■ **Exercise prompt**
Write out each of the following rows word for word, with no changes.

■ **Records provided**

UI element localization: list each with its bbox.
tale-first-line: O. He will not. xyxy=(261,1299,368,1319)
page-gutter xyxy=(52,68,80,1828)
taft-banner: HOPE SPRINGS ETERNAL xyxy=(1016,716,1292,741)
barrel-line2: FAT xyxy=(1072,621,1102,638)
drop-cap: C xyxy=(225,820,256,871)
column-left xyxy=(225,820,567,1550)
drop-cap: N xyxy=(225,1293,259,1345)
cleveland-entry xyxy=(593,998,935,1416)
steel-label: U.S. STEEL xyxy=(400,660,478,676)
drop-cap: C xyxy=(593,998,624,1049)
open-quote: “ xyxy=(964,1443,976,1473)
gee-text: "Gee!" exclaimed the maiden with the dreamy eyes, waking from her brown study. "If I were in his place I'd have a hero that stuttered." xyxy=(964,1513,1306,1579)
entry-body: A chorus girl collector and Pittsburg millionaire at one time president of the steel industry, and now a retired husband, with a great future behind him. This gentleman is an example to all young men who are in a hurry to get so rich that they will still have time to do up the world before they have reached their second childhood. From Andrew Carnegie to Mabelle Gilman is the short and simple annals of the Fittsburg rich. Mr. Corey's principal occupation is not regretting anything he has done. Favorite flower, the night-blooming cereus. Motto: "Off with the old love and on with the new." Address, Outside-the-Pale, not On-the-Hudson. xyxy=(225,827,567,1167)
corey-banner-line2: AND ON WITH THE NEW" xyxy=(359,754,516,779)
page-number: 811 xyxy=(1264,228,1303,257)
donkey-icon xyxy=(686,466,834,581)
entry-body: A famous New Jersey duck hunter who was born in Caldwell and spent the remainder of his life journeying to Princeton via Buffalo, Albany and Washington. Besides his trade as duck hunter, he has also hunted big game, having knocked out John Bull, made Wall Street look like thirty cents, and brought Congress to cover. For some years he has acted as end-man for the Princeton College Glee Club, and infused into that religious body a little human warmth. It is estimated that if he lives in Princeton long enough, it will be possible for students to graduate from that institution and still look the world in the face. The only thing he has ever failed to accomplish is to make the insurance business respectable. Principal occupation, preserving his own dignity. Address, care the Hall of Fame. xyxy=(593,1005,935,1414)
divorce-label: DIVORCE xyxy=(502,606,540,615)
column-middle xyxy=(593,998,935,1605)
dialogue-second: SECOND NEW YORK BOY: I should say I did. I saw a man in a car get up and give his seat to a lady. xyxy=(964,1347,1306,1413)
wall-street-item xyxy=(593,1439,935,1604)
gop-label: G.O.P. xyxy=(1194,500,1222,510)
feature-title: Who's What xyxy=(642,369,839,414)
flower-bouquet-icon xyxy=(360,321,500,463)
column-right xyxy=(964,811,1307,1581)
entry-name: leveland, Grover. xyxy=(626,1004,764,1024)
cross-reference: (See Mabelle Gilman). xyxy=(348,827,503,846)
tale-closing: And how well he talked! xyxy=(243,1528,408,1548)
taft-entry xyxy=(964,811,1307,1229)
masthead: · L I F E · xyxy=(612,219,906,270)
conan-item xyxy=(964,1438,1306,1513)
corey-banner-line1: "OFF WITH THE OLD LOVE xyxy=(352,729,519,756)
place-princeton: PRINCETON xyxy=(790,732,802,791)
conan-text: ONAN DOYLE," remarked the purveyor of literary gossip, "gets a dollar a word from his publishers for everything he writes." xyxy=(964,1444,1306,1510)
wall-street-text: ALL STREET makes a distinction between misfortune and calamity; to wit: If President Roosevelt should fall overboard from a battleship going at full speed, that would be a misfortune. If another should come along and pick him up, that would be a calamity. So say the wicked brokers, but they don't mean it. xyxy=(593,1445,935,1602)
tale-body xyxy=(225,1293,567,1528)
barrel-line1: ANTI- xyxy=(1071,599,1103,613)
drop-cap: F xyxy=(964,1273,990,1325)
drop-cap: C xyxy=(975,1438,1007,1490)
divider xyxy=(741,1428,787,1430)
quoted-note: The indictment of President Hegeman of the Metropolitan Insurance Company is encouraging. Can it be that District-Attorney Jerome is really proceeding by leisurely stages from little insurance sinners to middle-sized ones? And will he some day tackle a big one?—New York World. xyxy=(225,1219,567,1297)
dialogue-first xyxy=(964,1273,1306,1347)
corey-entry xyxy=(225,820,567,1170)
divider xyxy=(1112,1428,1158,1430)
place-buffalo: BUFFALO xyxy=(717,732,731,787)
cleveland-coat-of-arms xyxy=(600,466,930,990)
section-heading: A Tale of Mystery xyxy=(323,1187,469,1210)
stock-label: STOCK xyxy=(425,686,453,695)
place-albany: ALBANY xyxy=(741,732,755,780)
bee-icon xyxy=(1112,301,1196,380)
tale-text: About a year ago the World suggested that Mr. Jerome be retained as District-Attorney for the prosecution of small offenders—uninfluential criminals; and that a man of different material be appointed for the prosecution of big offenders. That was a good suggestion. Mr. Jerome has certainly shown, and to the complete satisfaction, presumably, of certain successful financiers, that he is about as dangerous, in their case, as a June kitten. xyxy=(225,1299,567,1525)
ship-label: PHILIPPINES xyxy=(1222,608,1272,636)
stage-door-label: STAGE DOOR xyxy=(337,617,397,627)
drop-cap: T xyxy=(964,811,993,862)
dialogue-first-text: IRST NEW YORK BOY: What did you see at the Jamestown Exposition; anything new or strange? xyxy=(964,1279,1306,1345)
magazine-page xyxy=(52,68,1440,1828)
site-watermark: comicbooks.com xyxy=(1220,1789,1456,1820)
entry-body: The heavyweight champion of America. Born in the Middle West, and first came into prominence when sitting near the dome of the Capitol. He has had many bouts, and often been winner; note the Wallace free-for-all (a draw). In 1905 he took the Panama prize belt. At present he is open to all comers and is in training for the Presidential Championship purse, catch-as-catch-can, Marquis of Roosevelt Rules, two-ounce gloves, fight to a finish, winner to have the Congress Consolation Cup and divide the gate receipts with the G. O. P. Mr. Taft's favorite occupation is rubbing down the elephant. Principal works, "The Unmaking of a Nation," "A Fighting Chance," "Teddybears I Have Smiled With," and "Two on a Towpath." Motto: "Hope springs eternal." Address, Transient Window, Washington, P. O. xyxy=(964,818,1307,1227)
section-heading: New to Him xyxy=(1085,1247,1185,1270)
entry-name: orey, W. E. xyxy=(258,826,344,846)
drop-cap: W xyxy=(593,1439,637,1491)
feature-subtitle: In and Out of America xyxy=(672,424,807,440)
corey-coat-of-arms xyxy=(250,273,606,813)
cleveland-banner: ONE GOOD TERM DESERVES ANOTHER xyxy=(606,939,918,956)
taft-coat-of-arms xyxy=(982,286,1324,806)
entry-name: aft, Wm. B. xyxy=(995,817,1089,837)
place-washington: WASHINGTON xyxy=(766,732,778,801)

■ **The result**
UI element localization: list each with its bbox.
tale-first-line: O. He will not. xyxy=(261,1299,368,1319)
page-gutter xyxy=(52,68,80,1828)
taft-banner: HOPE SPRINGS ETERNAL xyxy=(1016,716,1292,741)
barrel-line2: FAT xyxy=(1072,621,1102,638)
drop-cap: C xyxy=(225,820,256,871)
column-left xyxy=(225,820,567,1550)
drop-cap: N xyxy=(225,1293,259,1345)
cleveland-entry xyxy=(593,998,935,1416)
steel-label: U.S. STEEL xyxy=(400,660,478,676)
drop-cap: C xyxy=(593,998,624,1049)
open-quote: “ xyxy=(964,1443,976,1473)
gee-text: "Gee!" exclaimed the maiden with the dreamy eyes, waking from her brown study. "If I were in his place I'd have a hero that stuttered." xyxy=(964,1513,1306,1579)
entry-body: A chorus girl collector and Pittsburg millionaire at one time president of the steel industry, and now a retired husband, with a great future behind him. This gentleman is an example to all young men who are in a hurry to get so rich that they will still have time to do up the world before they have reached their second childhood. From Andrew Carnegie to Mabelle Gilman is the short and simple annals of the Fittsburg rich. Mr. Corey's principal occupation is not regretting anything he has done. Favorite flower, the night-blooming cereus. Motto: "Off with the old love and on with the new." Address, Outside-the-Pale, not On-the-Hudson. xyxy=(225,827,567,1167)
corey-banner-line2: AND ON WITH THE NEW" xyxy=(359,754,516,779)
page-number: 811 xyxy=(1264,228,1303,257)
donkey-icon xyxy=(686,466,834,581)
entry-body: A famous New Jersey duck hunter who was born in Caldwell and spent the remainder of his life journeying to Princeton via Buffalo, Albany and Washington. Besides his trade as duck hunter, he has also hunted big game, having knocked out John Bull, made Wall Street look like thirty cents, and brought Congress to cover. For some years he has acted as end-man for the Princeton College Glee Club, and infused into that religious body a little human warmth. It is estimated that if he lives in Princeton long enough, it will be possible for students to graduate from that institution and still look the world in the face. The only thing he has ever failed to accomplish is to make the insurance business respectable. Principal occupation, preserving his own dignity. Address, care the Hall of Fame. xyxy=(593,1005,935,1414)
divorce-label: DIVORCE xyxy=(502,606,540,615)
column-middle xyxy=(593,998,935,1605)
dialogue-second: SECOND NEW YORK BOY: I should say I did. I saw a man in a car get up and give his seat to a lady. xyxy=(964,1347,1306,1413)
wall-street-item xyxy=(593,1439,935,1604)
gop-label: G.O.P. xyxy=(1194,500,1222,510)
feature-title: Who's What xyxy=(642,369,839,414)
flower-bouquet-icon xyxy=(360,321,500,463)
column-right xyxy=(964,811,1307,1581)
entry-name: leveland, Grover. xyxy=(626,1004,764,1024)
cross-reference: (See Mabelle Gilman). xyxy=(348,827,503,846)
tale-closing: And how well he talked! xyxy=(243,1528,408,1548)
taft-entry xyxy=(964,811,1307,1229)
masthead: · L I F E · xyxy=(612,219,906,270)
conan-item xyxy=(964,1438,1306,1513)
corey-banner-line1: "OFF WITH THE OLD LOVE xyxy=(352,729,519,756)
place-princeton: PRINCETON xyxy=(790,732,802,791)
conan-text: ONAN DOYLE," remarked the purveyor of literary gossip, "gets a dollar a word from his publishers for everything he writes." xyxy=(964,1444,1306,1510)
wall-street-text: ALL STREET makes a distinction between misfortune and calamity; to wit: If President Roosevelt should fall overboard from a battleship going at full speed, that would be a misfortune. If another should come along and pick him up, that would be a calamity. So say the wicked brokers, but they don't mean it. xyxy=(593,1445,935,1602)
tale-body xyxy=(225,1293,567,1528)
barrel-line1: ANTI- xyxy=(1071,599,1103,613)
drop-cap: F xyxy=(964,1273,990,1325)
drop-cap: C xyxy=(975,1438,1007,1490)
divider xyxy=(741,1428,787,1430)
quoted-note: The indictment of President Hegeman of the Metropolitan Insurance Company is encouraging. Can it be that District-Attorney Jerome is really proceeding by leisurely stages from little insurance sinners to middle-sized ones? And will he some day tackle a big one?—New York World. xyxy=(225,1219,567,1297)
dialogue-first xyxy=(964,1273,1306,1347)
corey-entry xyxy=(225,820,567,1170)
divider xyxy=(1112,1428,1158,1430)
place-buffalo: BUFFALO xyxy=(717,732,731,787)
cleveland-coat-of-arms xyxy=(600,466,930,990)
section-heading: A Tale of Mystery xyxy=(323,1187,469,1210)
stock-label: STOCK xyxy=(425,686,453,695)
place-albany: ALBANY xyxy=(741,732,755,780)
bee-icon xyxy=(1112,301,1196,380)
tale-text: About a year ago the World suggested that Mr. Jerome be retained as District-Attorney for the prosecution of small offenders—uninfluential criminals; and that a man of different material be appointed for the prosecution of big offenders. That was a good suggestion. Mr. Jerome has certainly shown, and to the complete satisfaction, presumably, of certain successful financiers, that he is about as dangerous, in their case, as a June kitten. xyxy=(225,1299,567,1525)
ship-label: PHILIPPINES xyxy=(1222,608,1272,636)
stage-door-label: STAGE DOOR xyxy=(337,617,397,627)
drop-cap: T xyxy=(964,811,993,862)
dialogue-first-text: IRST NEW YORK BOY: What did you see at the Jamestown Exposition; anything new or strange? xyxy=(964,1279,1306,1345)
magazine-page xyxy=(52,68,1440,1828)
site-watermark: comicbooks.com xyxy=(1220,1789,1456,1820)
entry-body: The heavyweight champion of America. Born in the Middle West, and first came into prominence when sitting near the dome of the Capitol. He has had many bouts, and often been winner; note the Wallace free-for-all (a draw). In 1905 he took the Panama prize belt. At present he is open to all comers and is in training for the Presidential Championship purse, catch-as-catch-can, Marquis of Roosevelt Rules, two-ounce gloves, fight to a finish, winner to have the Congress Consolation Cup and divide the gate receipts with the G. O. P. Mr. Taft's favorite occupation is rubbing down the elephant. Principal works, "The Unmaking of a Nation," "A Fighting Chance," "Teddybears I Have Smiled With," and "Two on a Towpath." Motto: "Hope springs eternal." Address, Transient Window, Washington, P. O. xyxy=(964,818,1307,1227)
section-heading: New to Him xyxy=(1085,1247,1185,1270)
entry-name: orey, W. E. xyxy=(258,826,344,846)
drop-cap: W xyxy=(593,1439,637,1491)
feature-subtitle: In and Out of America xyxy=(672,424,807,440)
corey-coat-of-arms xyxy=(250,273,606,813)
cleveland-banner: ONE GOOD TERM DESERVES ANOTHER xyxy=(606,939,918,956)
taft-coat-of-arms xyxy=(982,286,1324,806)
entry-name: aft, Wm. B. xyxy=(995,817,1089,837)
place-washington: WASHINGTON xyxy=(766,732,778,801)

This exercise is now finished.